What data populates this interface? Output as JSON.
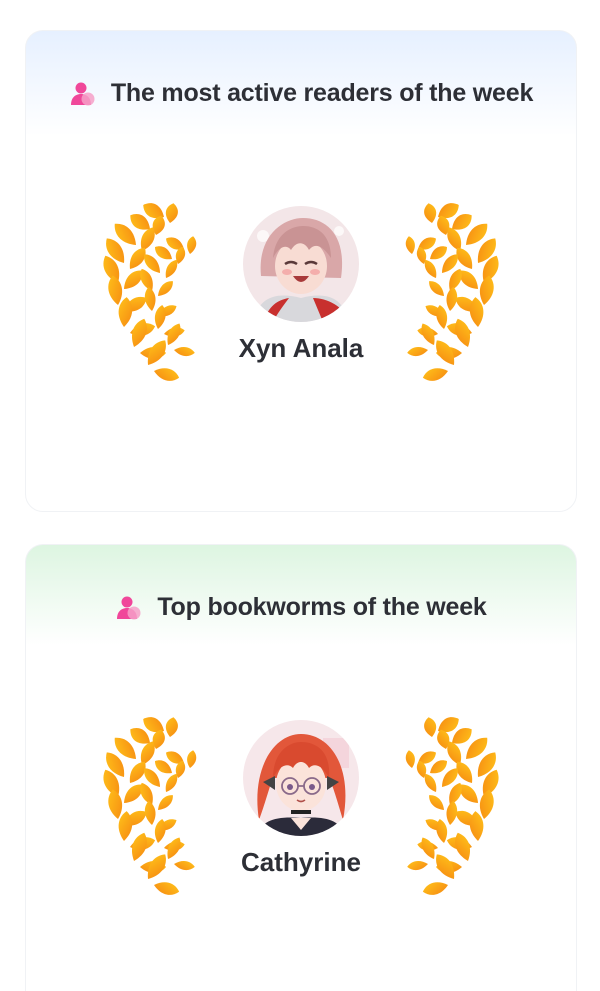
{
  "sections": [
    {
      "title": "The most active readers of the week",
      "header_icon": "user-icon",
      "winner_name": "Xyn Anala",
      "avatar": "anime-avatar-pink-hair",
      "header_gradient": "#e6f0ff"
    },
    {
      "title": "Top bookworms of the week",
      "header_icon": "user-icon",
      "winner_name": "Cathyrine",
      "avatar": "anime-avatar-red-hair",
      "header_gradient": "#ddf5e1"
    }
  ],
  "colors": {
    "title_text": "#2d2f36",
    "icon_pink": "#f0479a",
    "laurel_gold": "#ffc21a",
    "laurel_orange": "#f68a12"
  }
}
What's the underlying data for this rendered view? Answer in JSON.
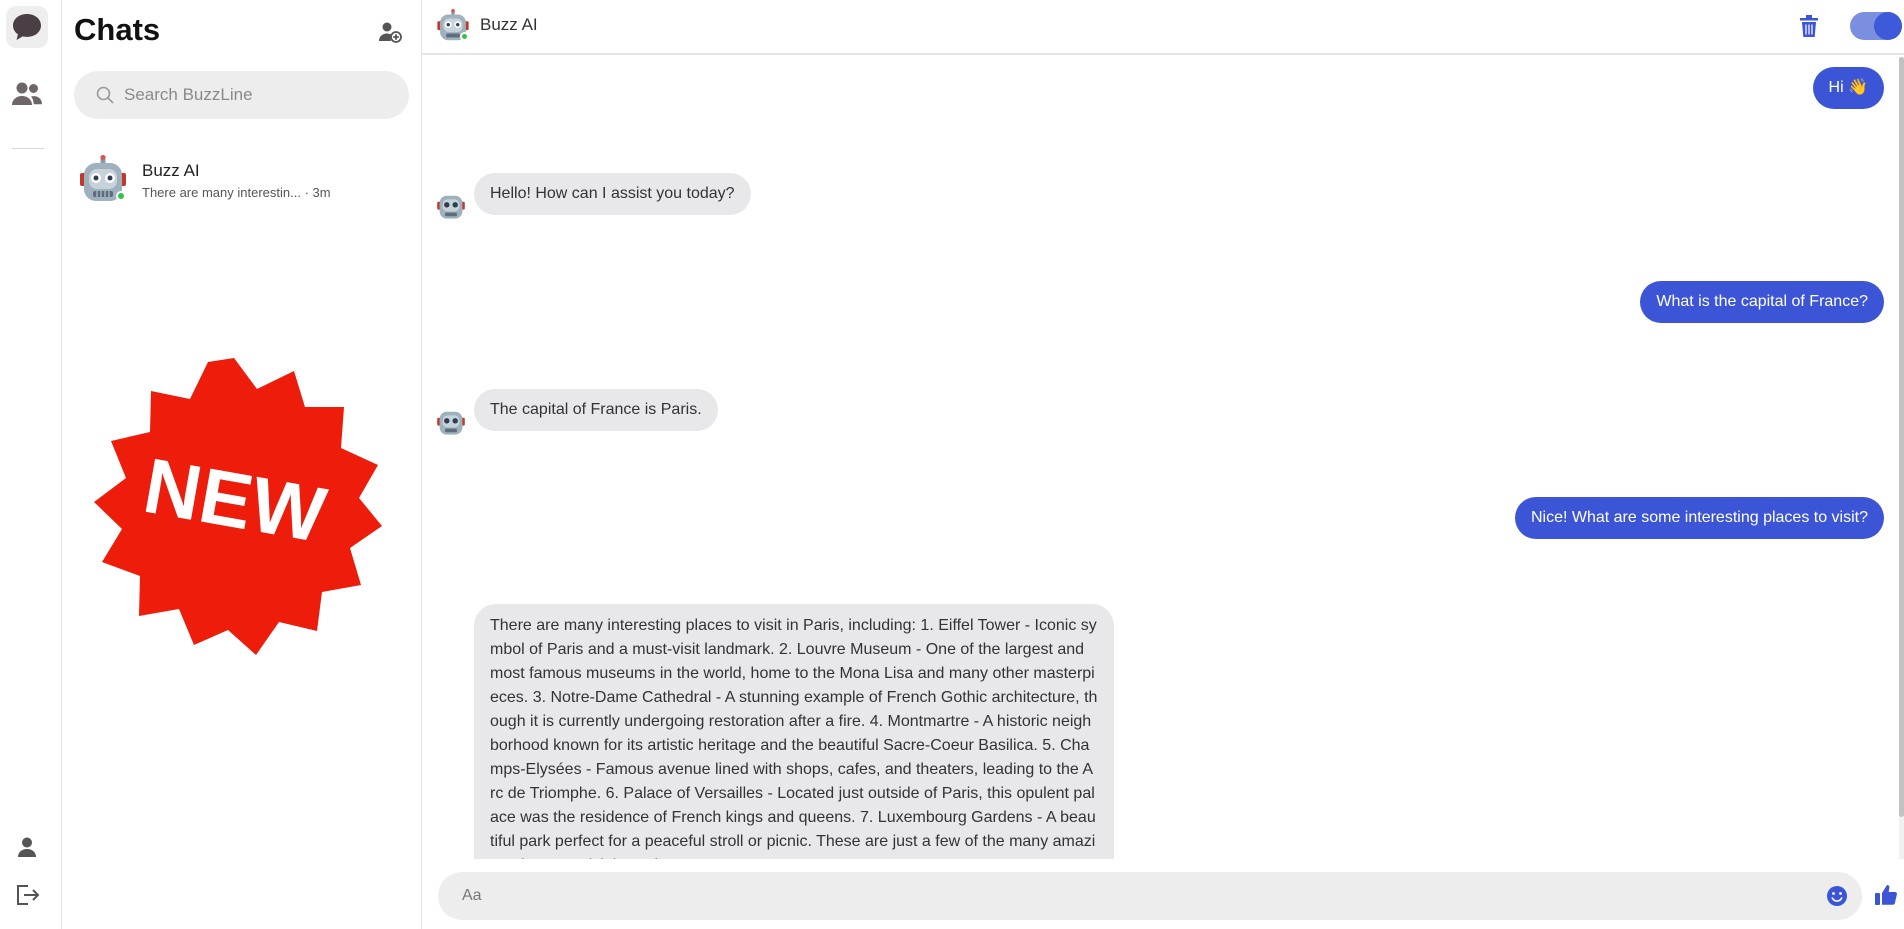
{
  "rail": {
    "items": [
      {
        "name": "chats",
        "icon": "chat-bubble-icon",
        "active": true
      },
      {
        "name": "people",
        "icon": "people-icon",
        "active": false
      }
    ],
    "bottom": [
      {
        "name": "profile",
        "icon": "person-icon"
      },
      {
        "name": "logout",
        "icon": "logout-icon"
      }
    ]
  },
  "sidebar": {
    "title": "Chats",
    "add_contact_icon": "add-contact-icon",
    "search": {
      "placeholder": "Search BuzzLine",
      "value": ""
    },
    "chats": [
      {
        "name": "Buzz AI",
        "preview": "There are many interestin... · 3m",
        "online": true
      }
    ],
    "badge_text": "NEW"
  },
  "conversation": {
    "header": {
      "name": "Buzz AI",
      "online": true,
      "trash_icon": "trash-icon",
      "toggle_on": true
    },
    "messages": [
      {
        "from": "me",
        "text": "Hi 👋"
      },
      {
        "from": "bot",
        "text": "Hello! How can I assist you today?"
      },
      {
        "from": "me",
        "text": "What is the capital of France?"
      },
      {
        "from": "bot",
        "text": "The capital of France is Paris."
      },
      {
        "from": "me",
        "text": "Nice! What are some interesting places to visit?"
      },
      {
        "from": "bot",
        "text": "There are many interesting places to visit in Paris, including: 1. Eiffel Tower - Iconic symbol of Paris and a must-visit landmark. 2. Louvre Museum - One of the largest and most famous museums in the world, home to the Mona Lisa and many other masterpieces. 3. Notre-Dame Cathedral - A stunning example of French Gothic architecture, though it is currently undergoing restoration after a fire. 4. Montmartre - A historic neighborhood known for its artistic heritage and the beautiful Sacre-Coeur Basilica. 5. Champs-Elysées - Famous avenue lined with shops, cafes, and theaters, leading to the Arc de Triomphe. 6. Palace of Versailles - Located just outside of Paris, this opulent palace was the residence of French kings and queens. 7. Luxembourg Gardens - A beautiful park perfect for a peaceful stroll or picnic. These are just a few of the many amazing places to visit in Paris!"
      }
    ],
    "composer": {
      "placeholder": "Aa",
      "value": "",
      "emoji_icon": "smiley-icon",
      "like_icon": "thumbs-up-icon"
    }
  },
  "colors": {
    "accent": "#3b55d6",
    "bubble_in": "#e8e7ea",
    "online": "#31c24a",
    "badge": "#ee1c0a"
  }
}
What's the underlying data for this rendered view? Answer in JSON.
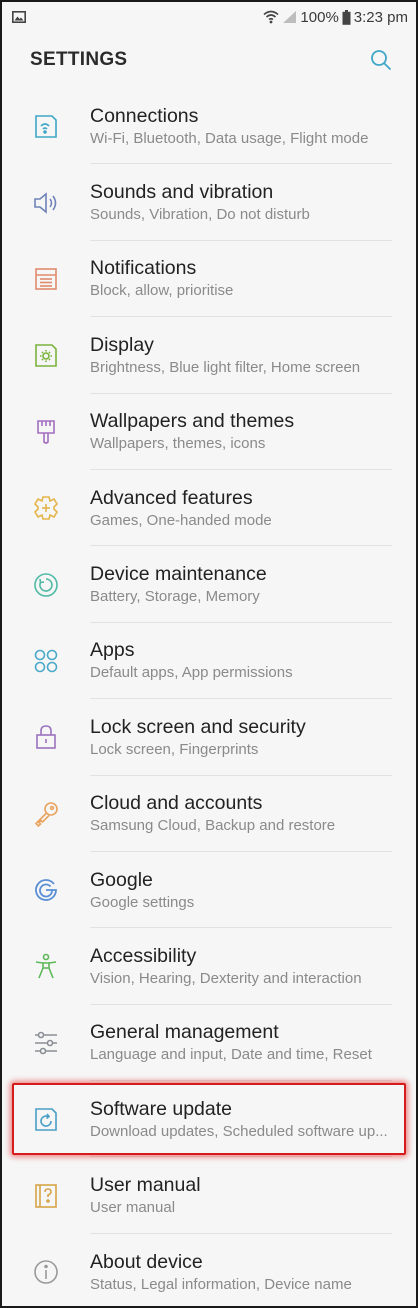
{
  "status_bar": {
    "battery": "100%",
    "time": "3:23 pm"
  },
  "header": {
    "title": "SETTINGS"
  },
  "items": [
    {
      "title": "Connections",
      "subtitle": "Wi-Fi, Bluetooth, Data usage, Flight mode",
      "icon": "connections-icon",
      "color": "#3fa7c7"
    },
    {
      "title": "Sounds and vibration",
      "subtitle": "Sounds, Vibration, Do not disturb",
      "icon": "speaker-icon",
      "color": "#6f83b8"
    },
    {
      "title": "Notifications",
      "subtitle": "Block, allow, prioritise",
      "icon": "notifications-icon",
      "color": "#e08b6d"
    },
    {
      "title": "Display",
      "subtitle": "Brightness, Blue light filter, Home screen",
      "icon": "display-icon",
      "color": "#7bb33d"
    },
    {
      "title": "Wallpapers and themes",
      "subtitle": "Wallpapers, themes, icons",
      "icon": "brush-icon",
      "color": "#a26fbf"
    },
    {
      "title": "Advanced features",
      "subtitle": "Games, One-handed mode",
      "icon": "gear-plus-icon",
      "color": "#e3b54a"
    },
    {
      "title": "Device maintenance",
      "subtitle": "Battery, Storage, Memory",
      "icon": "maintenance-icon",
      "color": "#4fb9a4"
    },
    {
      "title": "Apps",
      "subtitle": "Default apps, App permissions",
      "icon": "apps-icon",
      "color": "#4aa8c9"
    },
    {
      "title": "Lock screen and security",
      "subtitle": "Lock screen, Fingerprints",
      "icon": "lock-icon",
      "color": "#9b72c0"
    },
    {
      "title": "Cloud and accounts",
      "subtitle": "Samsung Cloud, Backup and restore",
      "icon": "key-icon",
      "color": "#e9a35e"
    },
    {
      "title": "Google",
      "subtitle": "Google settings",
      "icon": "google-icon",
      "color": "#5a8fd6"
    },
    {
      "title": "Accessibility",
      "subtitle": "Vision, Hearing, Dexterity and interaction",
      "icon": "accessibility-icon",
      "color": "#5fb85a"
    },
    {
      "title": "General management",
      "subtitle": "Language and input, Date and time, Reset",
      "icon": "sliders-icon",
      "color": "#8a8f96"
    },
    {
      "title": "Software update",
      "subtitle": "Download updates, Scheduled software up...",
      "icon": "software-update-icon",
      "color": "#4a9fc6"
    },
    {
      "title": "User manual",
      "subtitle": "User manual",
      "icon": "manual-icon",
      "color": "#d6a347"
    },
    {
      "title": "About device",
      "subtitle": "Status, Legal information, Device name",
      "icon": "info-icon",
      "color": "#9a9a9a"
    }
  ]
}
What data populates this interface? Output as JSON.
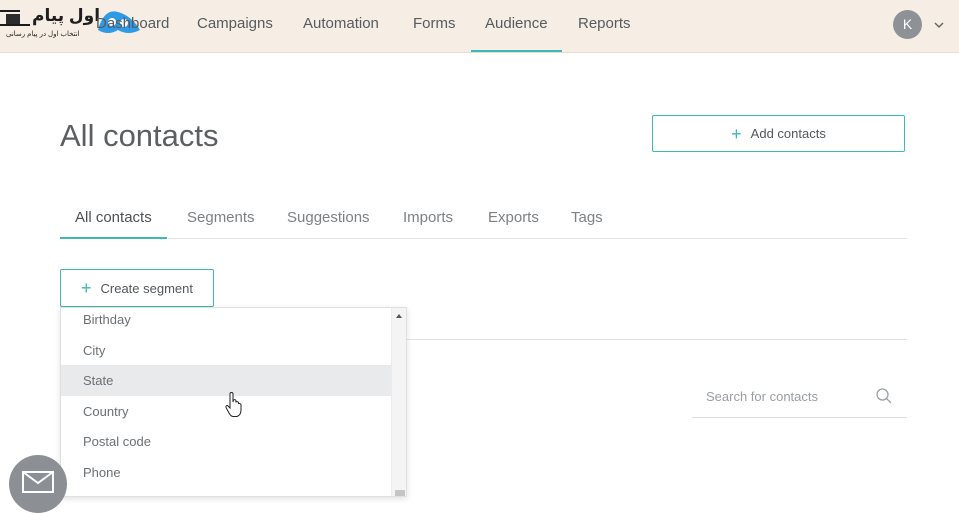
{
  "nav": {
    "logo_text": "اول پیام",
    "logo_subtext": "انتخاب اول در پیام رسانی",
    "items": [
      {
        "label": "Dashboard"
      },
      {
        "label": "Campaigns"
      },
      {
        "label": "Automation"
      },
      {
        "label": "Forms"
      },
      {
        "label": "Audience"
      },
      {
        "label": "Reports"
      }
    ],
    "active": "Audience",
    "avatar_initial": "K"
  },
  "page": {
    "title": "All contacts",
    "add_button_label": "Add contacts"
  },
  "tabs": [
    {
      "label": "All contacts"
    },
    {
      "label": "Segments"
    },
    {
      "label": "Suggestions"
    },
    {
      "label": "Imports"
    },
    {
      "label": "Exports"
    },
    {
      "label": "Tags"
    }
  ],
  "active_tab": "All contacts",
  "segment": {
    "button_label": "Create segment",
    "options": [
      {
        "label": "Birthday"
      },
      {
        "label": "City"
      },
      {
        "label": "State"
      },
      {
        "label": "Country"
      },
      {
        "label": "Postal code"
      },
      {
        "label": "Phone"
      }
    ],
    "highlighted": "State"
  },
  "search": {
    "placeholder": "Search for contacts"
  },
  "colors": {
    "accent": "#3fb6b8",
    "nav_bg": "#f6eee4",
    "logo_blue": "#2f9be6"
  }
}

***

* **Task goal**: Excluding the pictures, restate the records above word for word.

* **Exercise response**:
What data populates this interface? Output as JSON.
{
  "sections": [
    {
      "title": "The most active readers of the week",
      "header_icon": "user-icon",
      "winner_name": "Xyn Anala",
      "avatar": "anime-avatar-pink-hair",
      "header_gradient": "#e6f0ff"
    },
    {
      "title": "Top bookworms of the week",
      "header_icon": "user-icon",
      "winner_name": "Cathyrine",
      "avatar": "anime-avatar-red-hair",
      "header_gradient": "#ddf5e1"
    }
  ],
  "colors": {
    "title_text": "#2d2f36",
    "icon_pink": "#f0479a",
    "laurel_gold": "#ffc21a",
    "laurel_orange": "#f68a12"
  }
}
What's the underlying data for this rendered view? Answer in JSON.
{
  "rail": {
    "items": [
      {
        "name": "chats",
        "icon": "chat-bubble-icon",
        "active": true
      },
      {
        "name": "people",
        "icon": "people-icon",
        "active": false
      }
    ],
    "bottom": [
      {
        "name": "profile",
        "icon": "person-icon"
      },
      {
        "name": "logout",
        "icon": "logout-icon"
      }
    ]
  },
  "sidebar": {
    "title": "Chats",
    "add_contact_icon": "add-contact-icon",
    "search": {
      "placeholder": "Search BuzzLine",
      "value": ""
    },
    "chats": [
      {
        "name": "Buzz AI",
        "preview": "There are many interestin... · 3m",
        "online": true
      }
    ],
    "badge_text": "NEW"
  },
  "conversation": {
    "header": {
      "name": "Buzz AI",
      "online": true,
      "trash_icon": "trash-icon",
      "toggle_on": true
    },
    "messages": [
      {
        "from": "me",
        "text": "Hi 👋"
      },
      {
        "from": "bot",
        "text": "Hello! How can I assist you today?"
      },
      {
        "from": "me",
        "text": "What is the capital of France?"
      },
      {
        "from": "bot",
        "text": "The capital of France is Paris."
      },
      {
        "from": "me",
        "text": "Nice! What are some interesting places to visit?"
      },
      {
        "from": "bot",
        "text": "There are many interesting places to visit in Paris, including: 1. Eiffel Tower - Iconic symbol of Paris and a must-visit landmark. 2. Louvre Museum - One of the largest and most famous museums in the world, home to the Mona Lisa and many other masterpieces. 3. Notre-Dame Cathedral - A stunning example of French Gothic architecture, though it is currently undergoing restoration after a fire. 4. Montmartre - A historic neighborhood known for its artistic heritage and the beautiful Sacre-Coeur Basilica. 5. Champs-Elysées - Famous avenue lined with shops, cafes, and theaters, leading to the Arc de Triomphe. 6. Palace of Versailles - Located just outside of Paris, this opulent palace was the residence of French kings and queens. 7. Luxembourg Gardens - A beautiful park perfect for a peaceful stroll or picnic. These are just a few of the many amazing places to visit in Paris!"
      }
    ],
    "composer": {
      "placeholder": "Aa",
      "value": "",
      "emoji_icon": "smiley-icon",
      "like_icon": "thumbs-up-icon"
    }
  },
  "colors": {
    "accent": "#3b55d6",
    "bubble_in": "#e8e7ea",
    "online": "#31c24a",
    "badge": "#ee1c0a"
  }
}
What's the underlying data for this rendered view? Answer in JSON.
{
  "status_bar": {
    "battery": "100%",
    "time": "3:23 pm"
  },
  "header": {
    "title": "SETTINGS"
  },
  "items": [
    {
      "title": "Connections",
      "subtitle": "Wi-Fi, Bluetooth, Data usage, Flight mode",
      "icon": "connections-icon",
      "color": "#3fa7c7"
    },
    {
      "title": "Sounds and vibration",
      "subtitle": "Sounds, Vibration, Do not disturb",
      "icon": "speaker-icon",
      "color": "#6f83b8"
    },
    {
      "title": "Notifications",
      "subtitle": "Block, allow, prioritise",
      "icon": "notifications-icon",
      "color": "#e08b6d"
    },
    {
      "title": "Display",
      "subtitle": "Brightness, Blue light filter, Home screen",
      "icon": "display-icon",
      "color": "#7bb33d"
    },
    {
      "title": "Wallpapers and themes",
      "subtitle": "Wallpapers, themes, icons",
      "icon": "brush-icon",
      "color": "#a26fbf"
    },
    {
      "title": "Advanced features",
      "subtitle": "Games, One-handed mode",
      "icon": "gear-plus-icon",
      "color": "#e3b54a"
    },
    {
      "title": "Device maintenance",
      "subtitle": "Battery, Storage, Memory",
      "icon": "maintenance-icon",
      "color": "#4fb9a4"
    },
    {
      "title": "Apps",
      "subtitle": "Default apps, App permissions",
      "icon": "apps-icon",
      "color": "#4aa8c9"
    },
    {
      "title": "Lock screen and security",
      "subtitle": "Lock screen, Fingerprints",
      "icon": "lock-icon",
      "color": "#9b72c0"
    },
    {
      "title": "Cloud and accounts",
      "subtitle": "Samsung Cloud, Backup and restore",
      "icon": "key-icon",
      "color": "#e9a35e"
    },
    {
      "title": "Google",
      "subtitle": "Google settings",
      "icon": "google-icon",
      "color": "#5a8fd6"
    },
    {
      "title": "Accessibility",
      "subtitle": "Vision, Hearing, Dexterity and interaction",
      "icon": "accessibility-icon",
      "color": "#5fb85a"
    },
    {
      "title": "General management",
      "subtitle": "Language and input, Date and time, Reset",
      "icon": "sliders-icon",
      "color": "#8a8f96"
    },
    {
      "title": "Software update",
      "subtitle": "Download updates, Scheduled software up...",
      "icon": "software-update-icon",
      "color": "#4a9fc6"
    },
    {
      "title": "User manual",
      "subtitle": "User manual",
      "icon": "manual-icon",
      "color": "#d6a347"
    },
    {
      "title": "About device",
      "subtitle": "Status, Legal information, Device name",
      "icon": "info-icon",
      "color": "#9a9a9a"
    }
  ]
}
What data populates this interface? Output as JSON.
{
  "nav": {
    "logo_text": "اول پیام",
    "logo_subtext": "انتخاب اول در پیام رسانی",
    "items": [
      {
        "label": "Dashboard"
      },
      {
        "label": "Campaigns"
      },
      {
        "label": "Automation"
      },
      {
        "label": "Forms"
      },
      {
        "label": "Audience"
      },
      {
        "label": "Reports"
      }
    ],
    "active": "Audience",
    "avatar_initial": "K"
  },
  "page": {
    "title": "All contacts",
    "add_button_label": "Add contacts"
  },
  "tabs": [
    {
      "label": "All contacts"
    },
    {
      "label": "Segments"
    },
    {
      "label": "Suggestions"
    },
    {
      "label": "Imports"
    },
    {
      "label": "Exports"
    },
    {
      "label": "Tags"
    }
  ],
  "active_tab": "All contacts",
  "segment": {
    "button_label": "Create segment",
    "options": [
      {
        "label": "Birthday"
      },
      {
        "label": "City"
      },
      {
        "label": "State"
      },
      {
        "label": "Country"
      },
      {
        "label": "Postal code"
      },
      {
        "label": "Phone"
      }
    ],
    "highlighted": "State"
  },
  "search": {
    "placeholder": "Search for contacts"
  },
  "colors": {
    "accent": "#3fb6b8",
    "nav_bg": "#f6eee4",
    "logo_blue": "#2f9be6"
  }
}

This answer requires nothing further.